::: Reading passage :::

You can read more about the patch at http://www.microsoft.com/technet/treeview/default.asp?url=/technet/security/bulletin/MS02-005.asp

You can download the patch from http://www.microsoft.com/windows/ie/downloads/critical/q316059/default.asp

I have downloaded and installed the version for IE 5.01/SP2. After an exhaustive five minutes of testing, it appears to work properly as far as I can tell. YMMV, of course, but if you're running an affected version of IE, it's probably a good idea to download and install the patch.

I got another one of those Nigerian Scam spams yesterday. You know, the one where they want your bank account number so they can transfer millions of dollars into your account, of which you get to keep a significant percentage. The real transfer is in the other direction, of course. This spam had a Yahoo.com return address. I don't bother spending any time on most spams, but the Nigerian Scam is simply vicious. Not only have many people--albeit stupid and greedy ones--lost their entire life savings, but people have actually been hurt, killed, or kidnapped after getting involved in one of these confidence games. 

So I forwarded this spam, with headers, to abuse@yahoo.com. I hope they'll cut off that account before anyone is stupid enough to respond to the spam. The account name took the form "ab_xsmith51@yahoo.com" (not the real address), and the alpha portion was unusual enough that there's no chance there are 50 other people that also chose that account name. So my guess is that the same guy created 50+ accounts changing only the number. I hope Yahoo kills all of them.

::: Data excerpts :::

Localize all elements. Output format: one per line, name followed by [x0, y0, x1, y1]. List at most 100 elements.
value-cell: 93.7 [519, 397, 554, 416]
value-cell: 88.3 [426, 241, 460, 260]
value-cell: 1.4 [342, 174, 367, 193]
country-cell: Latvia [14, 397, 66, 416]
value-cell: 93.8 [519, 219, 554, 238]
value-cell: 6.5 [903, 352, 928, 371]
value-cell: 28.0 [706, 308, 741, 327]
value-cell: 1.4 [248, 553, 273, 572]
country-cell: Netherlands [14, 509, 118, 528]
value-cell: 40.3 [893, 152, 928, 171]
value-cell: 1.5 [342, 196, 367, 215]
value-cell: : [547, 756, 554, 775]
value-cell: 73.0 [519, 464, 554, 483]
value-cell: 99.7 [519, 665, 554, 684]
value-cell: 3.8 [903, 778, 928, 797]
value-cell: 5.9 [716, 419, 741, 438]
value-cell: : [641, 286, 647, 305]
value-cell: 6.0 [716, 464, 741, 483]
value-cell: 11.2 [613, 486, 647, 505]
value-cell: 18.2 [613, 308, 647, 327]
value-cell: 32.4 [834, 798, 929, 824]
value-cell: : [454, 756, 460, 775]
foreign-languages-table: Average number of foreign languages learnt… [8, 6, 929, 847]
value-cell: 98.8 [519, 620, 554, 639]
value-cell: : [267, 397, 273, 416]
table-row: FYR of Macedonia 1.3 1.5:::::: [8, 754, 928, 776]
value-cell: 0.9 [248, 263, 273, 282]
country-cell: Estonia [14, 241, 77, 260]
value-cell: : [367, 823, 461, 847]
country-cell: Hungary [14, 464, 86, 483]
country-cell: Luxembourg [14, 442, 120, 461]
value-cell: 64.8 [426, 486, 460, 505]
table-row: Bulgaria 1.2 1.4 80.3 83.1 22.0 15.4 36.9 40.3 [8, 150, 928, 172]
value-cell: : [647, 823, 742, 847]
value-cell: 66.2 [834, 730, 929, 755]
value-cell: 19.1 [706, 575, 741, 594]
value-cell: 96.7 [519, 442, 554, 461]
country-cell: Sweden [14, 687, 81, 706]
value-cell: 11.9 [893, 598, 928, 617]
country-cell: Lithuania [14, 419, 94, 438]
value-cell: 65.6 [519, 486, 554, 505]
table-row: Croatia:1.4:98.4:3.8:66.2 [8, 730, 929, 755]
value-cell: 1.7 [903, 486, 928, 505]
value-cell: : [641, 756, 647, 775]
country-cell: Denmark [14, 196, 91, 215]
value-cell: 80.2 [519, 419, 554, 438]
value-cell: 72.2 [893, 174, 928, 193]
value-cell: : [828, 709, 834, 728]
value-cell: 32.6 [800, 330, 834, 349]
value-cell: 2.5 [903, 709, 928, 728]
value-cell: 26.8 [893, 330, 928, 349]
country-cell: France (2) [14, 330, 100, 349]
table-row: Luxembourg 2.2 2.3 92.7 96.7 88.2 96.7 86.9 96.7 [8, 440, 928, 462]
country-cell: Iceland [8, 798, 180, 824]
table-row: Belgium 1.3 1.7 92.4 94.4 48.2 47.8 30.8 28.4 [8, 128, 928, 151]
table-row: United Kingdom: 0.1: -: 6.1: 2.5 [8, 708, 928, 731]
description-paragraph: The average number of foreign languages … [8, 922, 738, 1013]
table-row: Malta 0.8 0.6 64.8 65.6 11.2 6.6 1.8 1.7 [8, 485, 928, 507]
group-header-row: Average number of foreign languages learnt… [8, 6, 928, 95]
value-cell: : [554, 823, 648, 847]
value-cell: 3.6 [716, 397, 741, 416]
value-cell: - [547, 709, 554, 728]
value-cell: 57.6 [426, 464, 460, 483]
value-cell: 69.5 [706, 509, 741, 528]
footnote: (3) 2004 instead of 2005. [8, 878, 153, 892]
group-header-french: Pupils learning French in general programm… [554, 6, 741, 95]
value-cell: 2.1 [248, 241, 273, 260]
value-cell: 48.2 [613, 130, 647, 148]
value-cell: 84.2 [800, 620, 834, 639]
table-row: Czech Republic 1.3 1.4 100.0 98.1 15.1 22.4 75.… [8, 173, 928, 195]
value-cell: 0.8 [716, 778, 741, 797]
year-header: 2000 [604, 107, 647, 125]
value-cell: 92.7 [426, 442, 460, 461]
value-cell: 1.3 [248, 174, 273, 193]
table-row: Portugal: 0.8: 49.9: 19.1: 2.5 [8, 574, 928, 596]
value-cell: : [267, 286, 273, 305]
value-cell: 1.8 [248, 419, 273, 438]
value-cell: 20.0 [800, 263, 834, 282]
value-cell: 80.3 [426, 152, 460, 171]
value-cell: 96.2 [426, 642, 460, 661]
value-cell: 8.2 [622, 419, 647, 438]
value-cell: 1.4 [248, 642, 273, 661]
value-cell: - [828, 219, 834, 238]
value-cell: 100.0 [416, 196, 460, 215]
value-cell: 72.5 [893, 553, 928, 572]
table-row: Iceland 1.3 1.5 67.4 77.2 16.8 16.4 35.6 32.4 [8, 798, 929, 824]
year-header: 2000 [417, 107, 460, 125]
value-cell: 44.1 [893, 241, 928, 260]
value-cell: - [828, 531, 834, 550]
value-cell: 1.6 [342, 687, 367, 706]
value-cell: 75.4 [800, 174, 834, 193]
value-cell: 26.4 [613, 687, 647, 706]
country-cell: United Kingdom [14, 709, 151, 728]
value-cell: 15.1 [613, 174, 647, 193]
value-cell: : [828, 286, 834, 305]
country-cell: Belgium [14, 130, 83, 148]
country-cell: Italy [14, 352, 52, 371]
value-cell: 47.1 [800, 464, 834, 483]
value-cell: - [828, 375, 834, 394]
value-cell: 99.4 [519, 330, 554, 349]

:::

• Problems to solve:
**a)** Summarize the passage on the IE patch and the Nigerian Scam spam in two sentences.
**b)** Write the next paragraph of the passage on the IE patch and the Nigerian Scam spam, beginning after its final sentence.

• Exercise answers:
**a)** The writer gives links for reading about and downloading a patch, reports that the version for IE 5.01/SP2 appears to work properly after five minutes of testing, and recommends installing it for affected versions of IE. The writer also forwarded a Nigerian Scam spam with a Yahoo.com return address to abuse@yahoo.com, suspecting that one person created more than 50 accounts that differ only in their number and hoping Yahoo shuts them all down.

**b)**
In law, there is the concept of an "attractive nuisance." The classic example is an unfenced swimming pool. A reasonable man should foresee that if he has an unfenced pool, it may attract children who will use it unsupervised with potentially serious consequences. So the law says that if you're going to have a swimming pool in your yard, you have to take reasonable steps to secure it. Such laws aren't really necessary, because any reasonably prudent man is going to fence his pool whether the law says he has to or not. If enough people are foolish enough to have unfenced pools, a tragedy will eventually result, and at that point even stupid pool owners will realize that they need a fence if they are to avoid being ruined financially by a lawsuit. But that's moot, because such laws exist in most areas where outdoor pools are found.

It seems to me that free anonymous web-based email accounts fall into the same "attractive nuisance" category as unfenced pools. And it seems to me that Yahoo or any other provider of such accounts should be fully liable for all financial losses and other consequences suffered by anyone who replies to one of their addresses in response to something like a Nigerian Scam spam, in the same way that I'm liable if a kid drowns in my unfenced pool.

I understand the attractiveness of throw-away email accounts to ordinary people who are simply trying to avoid getting spam. I've used them for that purpose myself. But I think the time has come to recognize that these accounts are in fact a Bad Thing, and ban them, either directly or by making providers of such accounts explicitly liable for them on the attractive nuisance theory.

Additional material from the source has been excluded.